§ **What is asked**
Turn the lines below, starting at the first one and ending at the one containing "radio-group-circle[interactable] bbox=[311, 256, 327, 272]", into a Markdown table with two columns: Number, for the row number, and Text, for the line itself. Leave out any blank lines.

§ **Exercise materials**
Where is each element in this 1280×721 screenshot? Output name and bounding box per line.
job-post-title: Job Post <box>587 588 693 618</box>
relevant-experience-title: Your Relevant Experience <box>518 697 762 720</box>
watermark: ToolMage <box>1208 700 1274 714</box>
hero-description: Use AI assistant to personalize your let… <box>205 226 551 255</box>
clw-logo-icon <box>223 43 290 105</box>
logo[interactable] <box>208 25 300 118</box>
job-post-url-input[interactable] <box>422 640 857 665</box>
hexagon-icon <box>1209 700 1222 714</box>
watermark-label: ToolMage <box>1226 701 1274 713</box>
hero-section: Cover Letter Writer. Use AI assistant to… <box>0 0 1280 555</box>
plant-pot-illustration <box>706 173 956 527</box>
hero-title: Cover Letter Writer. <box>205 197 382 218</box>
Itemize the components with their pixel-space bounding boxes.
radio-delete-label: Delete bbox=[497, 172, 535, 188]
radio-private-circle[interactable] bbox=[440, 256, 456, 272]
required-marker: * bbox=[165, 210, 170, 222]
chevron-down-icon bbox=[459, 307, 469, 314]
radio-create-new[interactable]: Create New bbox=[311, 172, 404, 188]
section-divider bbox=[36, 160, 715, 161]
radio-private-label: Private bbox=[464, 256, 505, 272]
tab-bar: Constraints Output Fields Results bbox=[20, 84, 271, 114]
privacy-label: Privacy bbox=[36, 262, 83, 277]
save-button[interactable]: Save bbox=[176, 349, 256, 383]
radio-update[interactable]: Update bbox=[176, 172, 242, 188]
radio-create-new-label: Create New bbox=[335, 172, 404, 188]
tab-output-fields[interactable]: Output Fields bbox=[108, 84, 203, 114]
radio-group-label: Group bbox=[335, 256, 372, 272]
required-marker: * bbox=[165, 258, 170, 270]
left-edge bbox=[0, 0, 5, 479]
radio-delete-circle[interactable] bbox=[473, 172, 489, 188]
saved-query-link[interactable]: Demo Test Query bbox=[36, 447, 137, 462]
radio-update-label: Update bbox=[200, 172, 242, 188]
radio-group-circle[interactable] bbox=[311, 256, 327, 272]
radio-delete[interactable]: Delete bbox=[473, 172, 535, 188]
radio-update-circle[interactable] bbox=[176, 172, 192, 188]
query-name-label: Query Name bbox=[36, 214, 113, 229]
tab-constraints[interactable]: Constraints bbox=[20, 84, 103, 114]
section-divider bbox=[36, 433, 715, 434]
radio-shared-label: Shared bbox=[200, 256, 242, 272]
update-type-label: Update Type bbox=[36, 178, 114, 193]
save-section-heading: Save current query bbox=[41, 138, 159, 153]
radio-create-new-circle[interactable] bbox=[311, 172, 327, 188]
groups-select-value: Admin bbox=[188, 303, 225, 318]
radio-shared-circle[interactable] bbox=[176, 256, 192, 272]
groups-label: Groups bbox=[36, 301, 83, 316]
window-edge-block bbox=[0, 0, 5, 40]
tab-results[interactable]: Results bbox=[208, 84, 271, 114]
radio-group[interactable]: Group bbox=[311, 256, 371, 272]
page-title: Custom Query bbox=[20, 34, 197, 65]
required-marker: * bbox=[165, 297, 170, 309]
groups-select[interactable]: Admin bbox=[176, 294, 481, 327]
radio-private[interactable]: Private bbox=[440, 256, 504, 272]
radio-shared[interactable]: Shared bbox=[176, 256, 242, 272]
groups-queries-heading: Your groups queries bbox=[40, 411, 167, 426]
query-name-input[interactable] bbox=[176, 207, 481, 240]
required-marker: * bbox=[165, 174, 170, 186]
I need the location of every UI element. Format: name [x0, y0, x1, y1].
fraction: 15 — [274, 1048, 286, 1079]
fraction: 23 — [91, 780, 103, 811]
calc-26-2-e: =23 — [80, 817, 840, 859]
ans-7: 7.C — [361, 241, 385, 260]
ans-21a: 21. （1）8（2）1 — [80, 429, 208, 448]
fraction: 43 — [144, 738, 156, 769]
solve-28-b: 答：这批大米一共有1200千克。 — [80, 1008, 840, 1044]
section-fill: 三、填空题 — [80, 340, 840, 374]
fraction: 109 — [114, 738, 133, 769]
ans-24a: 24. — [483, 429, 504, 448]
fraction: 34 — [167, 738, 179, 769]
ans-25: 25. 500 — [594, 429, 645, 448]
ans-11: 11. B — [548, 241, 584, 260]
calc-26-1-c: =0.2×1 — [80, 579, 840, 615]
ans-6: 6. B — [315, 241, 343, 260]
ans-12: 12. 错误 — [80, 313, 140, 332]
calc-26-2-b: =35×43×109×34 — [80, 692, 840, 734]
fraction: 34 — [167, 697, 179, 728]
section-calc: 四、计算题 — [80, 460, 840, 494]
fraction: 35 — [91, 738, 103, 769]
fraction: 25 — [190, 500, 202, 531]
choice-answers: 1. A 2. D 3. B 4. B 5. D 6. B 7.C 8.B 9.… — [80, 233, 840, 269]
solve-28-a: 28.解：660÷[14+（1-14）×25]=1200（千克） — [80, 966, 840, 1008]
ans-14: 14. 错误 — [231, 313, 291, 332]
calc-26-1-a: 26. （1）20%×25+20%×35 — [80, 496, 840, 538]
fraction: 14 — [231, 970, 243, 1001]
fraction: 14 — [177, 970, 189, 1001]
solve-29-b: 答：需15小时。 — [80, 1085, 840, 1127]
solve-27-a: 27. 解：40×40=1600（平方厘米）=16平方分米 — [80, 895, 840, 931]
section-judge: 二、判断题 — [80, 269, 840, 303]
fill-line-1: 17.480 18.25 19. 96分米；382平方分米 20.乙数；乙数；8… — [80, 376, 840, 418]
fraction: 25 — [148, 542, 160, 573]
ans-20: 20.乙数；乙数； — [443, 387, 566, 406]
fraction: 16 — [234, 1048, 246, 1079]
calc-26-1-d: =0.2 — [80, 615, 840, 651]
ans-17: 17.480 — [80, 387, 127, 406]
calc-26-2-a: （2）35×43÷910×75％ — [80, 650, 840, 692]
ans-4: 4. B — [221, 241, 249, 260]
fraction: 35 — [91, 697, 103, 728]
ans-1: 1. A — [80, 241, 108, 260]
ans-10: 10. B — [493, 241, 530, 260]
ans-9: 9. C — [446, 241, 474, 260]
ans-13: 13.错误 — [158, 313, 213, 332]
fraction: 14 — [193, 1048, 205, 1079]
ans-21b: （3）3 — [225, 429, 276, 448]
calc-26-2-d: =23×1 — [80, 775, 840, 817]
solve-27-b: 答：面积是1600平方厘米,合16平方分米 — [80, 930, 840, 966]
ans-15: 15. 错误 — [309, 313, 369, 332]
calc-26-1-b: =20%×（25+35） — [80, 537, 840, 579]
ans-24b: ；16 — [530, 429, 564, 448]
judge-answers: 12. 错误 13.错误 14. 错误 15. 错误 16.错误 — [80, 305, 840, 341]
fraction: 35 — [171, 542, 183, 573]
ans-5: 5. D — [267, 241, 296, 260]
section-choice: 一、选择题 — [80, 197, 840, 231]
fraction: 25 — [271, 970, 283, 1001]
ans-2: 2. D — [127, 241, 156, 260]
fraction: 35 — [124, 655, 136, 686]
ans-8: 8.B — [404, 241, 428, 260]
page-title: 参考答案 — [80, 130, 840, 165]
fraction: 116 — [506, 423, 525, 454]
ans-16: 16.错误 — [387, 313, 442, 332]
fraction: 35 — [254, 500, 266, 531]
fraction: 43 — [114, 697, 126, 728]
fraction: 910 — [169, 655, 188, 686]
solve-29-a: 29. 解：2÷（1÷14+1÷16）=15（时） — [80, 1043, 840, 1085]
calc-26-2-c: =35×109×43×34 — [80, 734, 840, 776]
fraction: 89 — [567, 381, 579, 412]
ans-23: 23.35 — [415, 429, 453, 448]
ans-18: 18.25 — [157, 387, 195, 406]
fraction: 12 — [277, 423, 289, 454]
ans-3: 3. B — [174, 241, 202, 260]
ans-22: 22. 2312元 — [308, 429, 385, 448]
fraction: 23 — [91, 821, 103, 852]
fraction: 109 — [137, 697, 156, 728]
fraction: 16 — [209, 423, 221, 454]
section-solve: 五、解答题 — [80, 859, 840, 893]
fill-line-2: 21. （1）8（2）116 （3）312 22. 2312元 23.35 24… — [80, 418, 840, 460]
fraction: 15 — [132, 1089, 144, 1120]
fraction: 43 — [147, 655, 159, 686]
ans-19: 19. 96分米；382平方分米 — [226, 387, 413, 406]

§ **Solution for this task**
| Number | Text |
|---|---|
| 1 | Where is each element in this 1280×721 screenshot? Output name and bounding box per line. |
| 2 | job-post-title: Job Post <box>587 588 693 618</box> |
| 3 | relevant-experience-title: Your Relevant Experience <box>518 697 762 720</box> |
| 4 | watermark: ToolMage <box>1208 700 1274 714</box> |
| 5 | hero-description: Use AI assistant to personalize your let… <box>205 226 551 255</box> |
| 6 | clw-logo-icon <box>223 43 290 105</box> |
| 7 | logo[interactable] <box>208 25 300 118</box> |
| 8 | job-post-url-input[interactable] <box>422 640 857 665</box> |
| 9 | hexagon-icon <box>1209 700 1222 714</box> |
| 10 | watermark-label: ToolMage <box>1226 701 1274 713</box> |
| 11 | hero-section: Cover Letter Writer. Use AI assistant to… <box>0 0 1280 555</box> |
| 12 | plant-pot-illustration <box>706 173 956 527</box> |
| 13 | hero-title: Cover Letter Writer. <box>205 197 382 218</box> |
| 14 | Itemize the components with their pixel-space bounding boxes. |
| 15 | radio-delete-label: Delete bbox=[497, 172, 535, 188] |
| 16 | radio-private-circle[interactable] bbox=[440, 256, 456, 272] |
| 17 | required-marker: * bbox=[165, 210, 170, 222] |
| 18 | chevron-down-icon bbox=[459, 307, 469, 314] |
| 19 | radio-create-new[interactable]: Create New bbox=[311, 172, 404, 188] |
| 20 | section-divider bbox=[36, 160, 715, 161] |
| 21 | radio-private-label: Private bbox=[464, 256, 505, 272] |
| 22 | tab-bar: Constraints Output Fields Results bbox=[20, 84, 271, 114] |
| 23 | privacy-label: Privacy bbox=[36, 262, 83, 277] |
| 24 | save-button[interactable]: Save bbox=[176, 349, 256, 383] |
| 25 | radio-update[interactable]: Update bbox=[176, 172, 242, 188] |
| 26 | radio-create-new-label: Create New bbox=[335, 172, 404, 188] |
| 27 | tab-output-fields[interactable]: Output Fields bbox=[108, 84, 203, 114] |
| 28 | radio-group-label: Group bbox=[335, 256, 372, 272] |
| 29 | required-marker: * bbox=[165, 258, 170, 270] |
| 30 | left-edge bbox=[0, 0, 5, 479] |
| 31 | radio-delete-circle[interactable] bbox=[473, 172, 489, 188] |
| 32 | saved-query-link[interactable]: Demo Test Query bbox=[36, 447, 137, 462] |
| 33 | radio-update-label: Update bbox=[200, 172, 242, 188] |
| 34 | radio-group-circle[interactable] bbox=[311, 256, 327, 272] |